[Entries from a dataset]
§ §
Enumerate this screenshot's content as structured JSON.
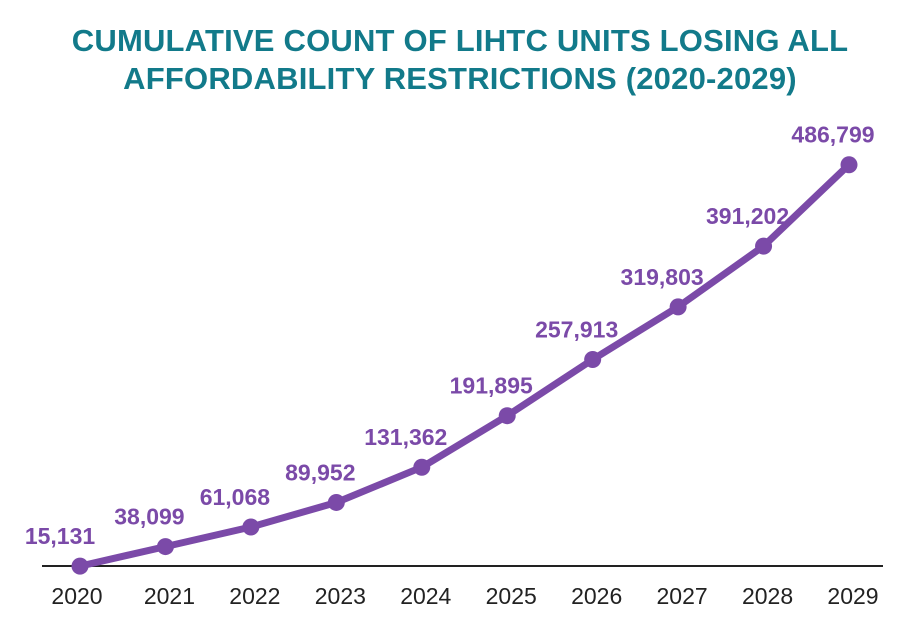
{
  "chart_data": {
    "type": "line",
    "title_lines": [
      "CUMULATIVE COUNT OF LIHTC UNITS LOSING ALL",
      "AFFORDABILITY RESTRICTIONS (2020-2029)"
    ],
    "x": [
      "2020",
      "2021",
      "2022",
      "2023",
      "2024",
      "2025",
      "2026",
      "2027",
      "2028",
      "2029"
    ],
    "series": [
      {
        "values": [
          15131,
          38099,
          61068,
          89952,
          131362,
          191895,
          257913,
          319803,
          391202,
          486799
        ],
        "labels": [
          "15,131",
          "38,099",
          "61,068",
          "89,952",
          "131,362",
          "191,895",
          "257,913",
          "319,803",
          "391,202",
          "486,799"
        ]
      }
    ],
    "ylim": [
      0,
      500000
    ],
    "grid": false,
    "colors": {
      "line": "#7b4aa8",
      "title": "#127a8a",
      "axis": "#222222"
    }
  }
}
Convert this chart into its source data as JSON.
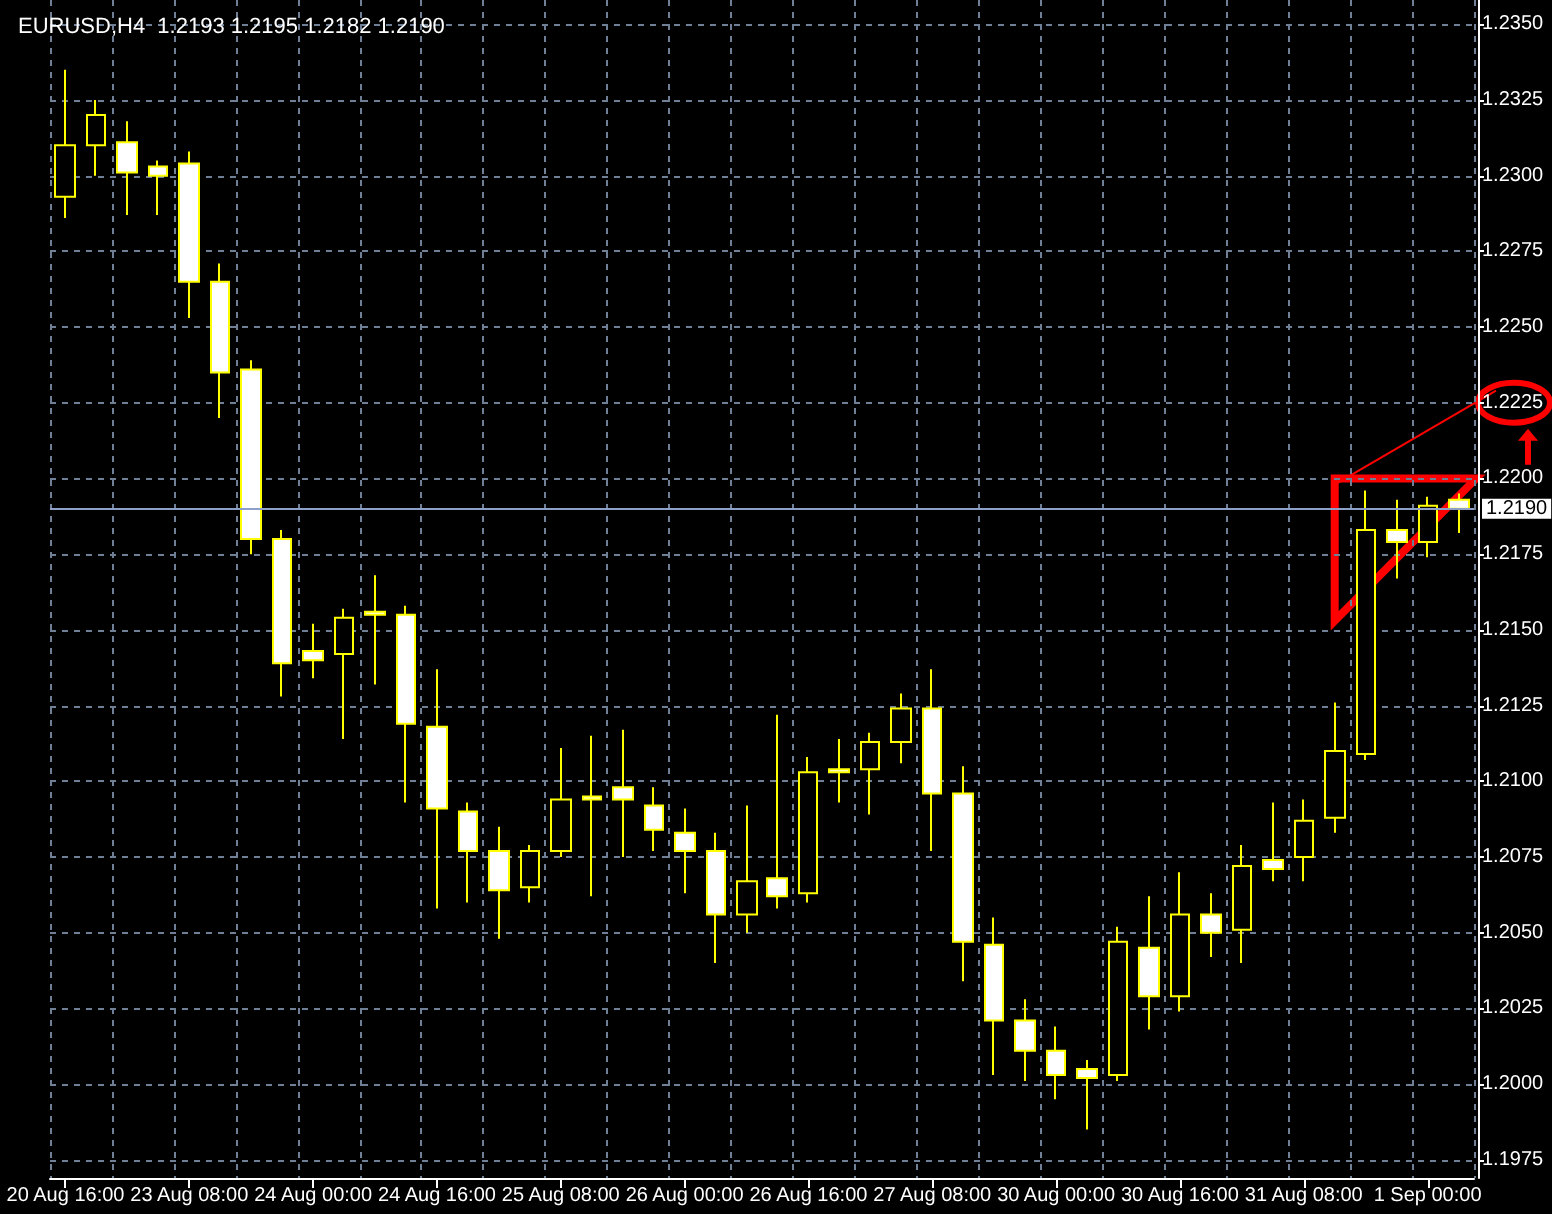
{
  "chart_data": {
    "type": "candlestick",
    "title": "EURUSD,H4  1.2193 1.2195 1.2182 1.2190",
    "categories": [
      "20 Aug 16:00",
      null,
      null,
      null,
      "23 Aug 08:00",
      null,
      null,
      null,
      "24 Aug 00:00",
      null,
      null,
      null,
      "24 Aug 16:00",
      null,
      null,
      null,
      "25 Aug 08:00",
      null,
      null,
      null,
      "26 Aug 00:00",
      null,
      null,
      null,
      "26 Aug 16:00",
      null,
      null,
      null,
      "27 Aug 08:00",
      null,
      null,
      null,
      "30 Aug 00:00",
      null,
      null,
      null,
      "30 Aug 16:00",
      null,
      null,
      null,
      "31 Aug 08:00",
      null,
      null,
      null,
      "1 Sep 00:00",
      null
    ],
    "series": [
      {
        "color": "#ffff00",
        "ohlc": [
          [
            1.2293,
            1.2335,
            1.2286,
            1.231
          ],
          [
            1.231,
            1.2325,
            1.23,
            1.232
          ],
          [
            1.2311,
            1.2318,
            1.2287,
            1.2301
          ],
          [
            1.2303,
            1.2305,
            1.2287,
            1.23
          ],
          [
            1.2304,
            1.2308,
            1.2253,
            1.2265
          ],
          [
            1.2265,
            1.2271,
            1.222,
            1.2235
          ],
          [
            1.2236,
            1.2239,
            1.2175,
            1.218
          ],
          [
            1.218,
            1.2183,
            1.2128,
            1.2139
          ],
          [
            1.2143,
            1.2152,
            1.2134,
            1.214
          ],
          [
            1.2142,
            1.2157,
            1.2114,
            1.2154
          ],
          [
            1.2156,
            1.2168,
            1.2132,
            1.2155
          ],
          [
            1.2155,
            1.2158,
            1.2093,
            1.2119
          ],
          [
            1.2118,
            1.2137,
            1.2058,
            1.2091
          ],
          [
            1.209,
            1.2093,
            1.206,
            1.2077
          ],
          [
            1.2077,
            1.2085,
            1.2048,
            1.2064
          ],
          [
            1.2065,
            1.2079,
            1.206,
            1.2077
          ],
          [
            1.2077,
            1.2111,
            1.2075,
            1.2094
          ],
          [
            1.2095,
            1.2115,
            1.2062,
            1.2094
          ],
          [
            1.2098,
            1.2117,
            1.2075,
            1.2094
          ],
          [
            1.2092,
            1.2098,
            1.2077,
            1.2084
          ],
          [
            1.2083,
            1.2091,
            1.2063,
            1.2077
          ],
          [
            1.2077,
            1.2083,
            1.204,
            1.2056
          ],
          [
            1.2056,
            1.2092,
            1.205,
            1.2067
          ],
          [
            1.2068,
            1.2122,
            1.2058,
            1.2062
          ],
          [
            1.2063,
            1.2108,
            1.206,
            1.2103
          ],
          [
            1.2104,
            1.2114,
            1.2093,
            1.2103
          ],
          [
            1.2104,
            1.2116,
            1.2089,
            1.2113
          ],
          [
            1.2113,
            1.2129,
            1.2106,
            1.2124
          ],
          [
            1.2124,
            1.2137,
            1.2077,
            1.2096
          ],
          [
            1.2096,
            1.2105,
            1.2034,
            1.2047
          ],
          [
            1.2046,
            1.2055,
            1.2003,
            1.2021
          ],
          [
            1.2021,
            1.2028,
            1.2001,
            1.2011
          ],
          [
            1.2011,
            1.2019,
            1.1995,
            1.2003
          ],
          [
            1.2005,
            1.2008,
            1.1985,
            1.2002
          ],
          [
            1.2003,
            1.2052,
            1.2001,
            1.2047
          ],
          [
            1.2045,
            1.2062,
            1.2018,
            1.2029
          ],
          [
            1.2029,
            1.207,
            1.2024,
            1.2056
          ],
          [
            1.2056,
            1.2063,
            1.2042,
            1.205
          ],
          [
            1.2051,
            1.2079,
            1.204,
            1.2072
          ],
          [
            1.2074,
            1.2093,
            1.2067,
            1.2071
          ],
          [
            1.2075,
            1.2094,
            1.2067,
            1.2087
          ],
          [
            1.2088,
            1.2126,
            1.2083,
            1.211
          ],
          [
            1.2109,
            1.2196,
            1.2107,
            1.2183
          ],
          [
            1.2183,
            1.2193,
            1.2167,
            1.2179
          ],
          [
            1.2179,
            1.2194,
            1.2174,
            1.2191
          ],
          [
            1.2193,
            1.2195,
            1.2182,
            1.219
          ]
        ]
      }
    ],
    "ylim": [
      1.1969,
      1.2358
    ],
    "yticks": [
      {
        "value": 1.1975,
        "label": "1.1975"
      },
      {
        "value": 1.2,
        "label": "1.2000"
      },
      {
        "value": 1.2025,
        "label": "1.2025"
      },
      {
        "value": 1.205,
        "label": "1.2050"
      },
      {
        "value": 1.2075,
        "label": "1.2075"
      },
      {
        "value": 1.21,
        "label": "1.2100"
      },
      {
        "value": 1.2125,
        "label": "1.2125"
      },
      {
        "value": 1.215,
        "label": "1.2150"
      },
      {
        "value": 1.2175,
        "label": "1.2175"
      },
      {
        "value": 1.22,
        "label": "1.2200"
      },
      {
        "value": 1.2225,
        "label": "1.2225"
      },
      {
        "value": 1.225,
        "label": "1.2250"
      },
      {
        "value": 1.2275,
        "label": "1.2275"
      },
      {
        "value": 1.23,
        "label": "1.2300"
      },
      {
        "value": 1.2325,
        "label": "1.2325"
      },
      {
        "value": 1.235,
        "label": "1.2350"
      }
    ],
    "ref_lines": [
      {
        "axis": "y",
        "value": 1.219,
        "label": "1.2190",
        "color": "#8fa0c8"
      }
    ],
    "grid": true
  }
}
§ §
• REQUIRED WORK: Print all of the entries word for word. Skip any images they contain.

• TASK RESULT:
Enumerate this screenshot's content as structured JSON.
{
  "chart_data": {
    "type": "line",
    "title_lines": [
      "CUMULATIVE COUNT OF LIHTC UNITS LOSING ALL",
      "AFFORDABILITY RESTRICTIONS (2020-2029)"
    ],
    "x": [
      "2020",
      "2021",
      "2022",
      "2023",
      "2024",
      "2025",
      "2026",
      "2027",
      "2028",
      "2029"
    ],
    "series": [
      {
        "values": [
          15131,
          38099,
          61068,
          89952,
          131362,
          191895,
          257913,
          319803,
          391202,
          486799
        ],
        "labels": [
          "15,131",
          "38,099",
          "61,068",
          "89,952",
          "131,362",
          "191,895",
          "257,913",
          "319,803",
          "391,202",
          "486,799"
        ]
      }
    ],
    "ylim": [
      0,
      500000
    ],
    "grid": false,
    "colors": {
      "line": "#7b4aa8",
      "title": "#127a8a",
      "axis": "#222222"
    }
  }
}
Convert this chart into its source data as JSON.
{
  "chart_data": {
    "type": "candlestick",
    "title": "EURUSD,H4  1.2193 1.2195 1.2182 1.2190",
    "categories": [
      "20 Aug 16:00",
      null,
      null,
      null,
      "23 Aug 08:00",
      null,
      null,
      null,
      "24 Aug 00:00",
      null,
      null,
      null,
      "24 Aug 16:00",
      null,
      null,
      null,
      "25 Aug 08:00",
      null,
      null,
      null,
      "26 Aug 00:00",
      null,
      null,
      null,
      "26 Aug 16:00",
      null,
      null,
      null,
      "27 Aug 08:00",
      null,
      null,
      null,
      "30 Aug 00:00",
      null,
      null,
      null,
      "30 Aug 16:00",
      null,
      null,
      null,
      "31 Aug 08:00",
      null,
      null,
      null,
      "1 Sep 00:00",
      null
    ],
    "series": [
      {
        "color": "#ffff00",
        "ohlc": [
          [
            1.2293,
            1.2335,
            1.2286,
            1.231
          ],
          [
            1.231,
            1.2325,
            1.23,
            1.232
          ],
          [
            1.2311,
            1.2318,
            1.2287,
            1.2301
          ],
          [
            1.2303,
            1.2305,
            1.2287,
            1.23
          ],
          [
            1.2304,
            1.2308,
            1.2253,
            1.2265
          ],
          [
            1.2265,
            1.2271,
            1.222,
            1.2235
          ],
          [
            1.2236,
            1.2239,
            1.2175,
            1.218
          ],
          [
            1.218,
            1.2183,
            1.2128,
            1.2139
          ],
          [
            1.2143,
            1.2152,
            1.2134,
            1.214
          ],
          [
            1.2142,
            1.2157,
            1.2114,
            1.2154
          ],
          [
            1.2156,
            1.2168,
            1.2132,
            1.2155
          ],
          [
            1.2155,
            1.2158,
            1.2093,
            1.2119
          ],
          [
            1.2118,
            1.2137,
            1.2058,
            1.2091
          ],
          [
            1.209,
            1.2093,
            1.206,
            1.2077
          ],
          [
            1.2077,
            1.2085,
            1.2048,
            1.2064
          ],
          [
            1.2065,
            1.2079,
            1.206,
            1.2077
          ],
          [
            1.2077,
            1.2111,
            1.2075,
            1.2094
          ],
          [
            1.2095,
            1.2115,
            1.2062,
            1.2094
          ],
          [
            1.2098,
            1.2117,
            1.2075,
            1.2094
          ],
          [
            1.2092,
            1.2098,
            1.2077,
            1.2084
          ],
          [
            1.2083,
            1.2091,
            1.2063,
            1.2077
          ],
          [
            1.2077,
            1.2083,
            1.204,
            1.2056
          ],
          [
            1.2056,
            1.2092,
            1.205,
            1.2067
          ],
          [
            1.2068,
            1.2122,
            1.2058,
            1.2062
          ],
          [
            1.2063,
            1.2108,
            1.206,
            1.2103
          ],
          [
            1.2104,
            1.2114,
            1.2093,
            1.2103
          ],
          [
            1.2104,
            1.2116,
            1.2089,
            1.2113
          ],
          [
            1.2113,
            1.2129,
            1.2106,
            1.2124
          ],
          [
            1.2124,
            1.2137,
            1.2077,
            1.2096
          ],
          [
            1.2096,
            1.2105,
            1.2034,
            1.2047
          ],
          [
            1.2046,
            1.2055,
            1.2003,
            1.2021
          ],
          [
            1.2021,
            1.2028,
            1.2001,
            1.2011
          ],
          [
            1.2011,
            1.2019,
            1.1995,
            1.2003
          ],
          [
            1.2005,
            1.2008,
            1.1985,
            1.2002
          ],
          [
            1.2003,
            1.2052,
            1.2001,
            1.2047
          ],
          [
            1.2045,
            1.2062,
            1.2018,
            1.2029
          ],
          [
            1.2029,
            1.207,
            1.2024,
            1.2056
          ],
          [
            1.2056,
            1.2063,
            1.2042,
            1.205
          ],
          [
            1.2051,
            1.2079,
            1.204,
            1.2072
          ],
          [
            1.2074,
            1.2093,
            1.2067,
            1.2071
          ],
          [
            1.2075,
            1.2094,
            1.2067,
            1.2087
          ],
          [
            1.2088,
            1.2126,
            1.2083,
            1.211
          ],
          [
            1.2109,
            1.2196,
            1.2107,
            1.2183
          ],
          [
            1.2183,
            1.2193,
            1.2167,
            1.2179
          ],
          [
            1.2179,
            1.2194,
            1.2174,
            1.2191
          ],
          [
            1.2193,
            1.2195,
            1.2182,
            1.219
          ]
        ]
      }
    ],
    "ylim": [
      1.1969,
      1.2358
    ],
    "yticks": [
      {
        "value": 1.1975,
        "label": "1.1975"
      },
      {
        "value": 1.2,
        "label": "1.2000"
      },
      {
        "value": 1.2025,
        "label": "1.2025"
      },
      {
        "value": 1.205,
        "label": "1.2050"
      },
      {
        "value": 1.2075,
        "label": "1.2075"
      },
      {
        "value": 1.21,
        "label": "1.2100"
      },
      {
        "value": 1.2125,
        "label": "1.2125"
      },
      {
        "value": 1.215,
        "label": "1.2150"
      },
      {
        "value": 1.2175,
        "label": "1.2175"
      },
      {
        "value": 1.22,
        "label": "1.2200"
      },
      {
        "value": 1.2225,
        "label": "1.2225"
      },
      {
        "value": 1.225,
        "label": "1.2250"
      },
      {
        "value": 1.2275,
        "label": "1.2275"
      },
      {
        "value": 1.23,
        "label": "1.2300"
      },
      {
        "value": 1.2325,
        "label": "1.2325"
      },
      {
        "value": 1.235,
        "label": "1.2350"
      }
    ],
    "ref_lines": [
      {
        "axis": "y",
        "value": 1.219,
        "label": "1.2190",
        "color": "#8fa0c8"
      }
    ],
    "grid": true
  }
}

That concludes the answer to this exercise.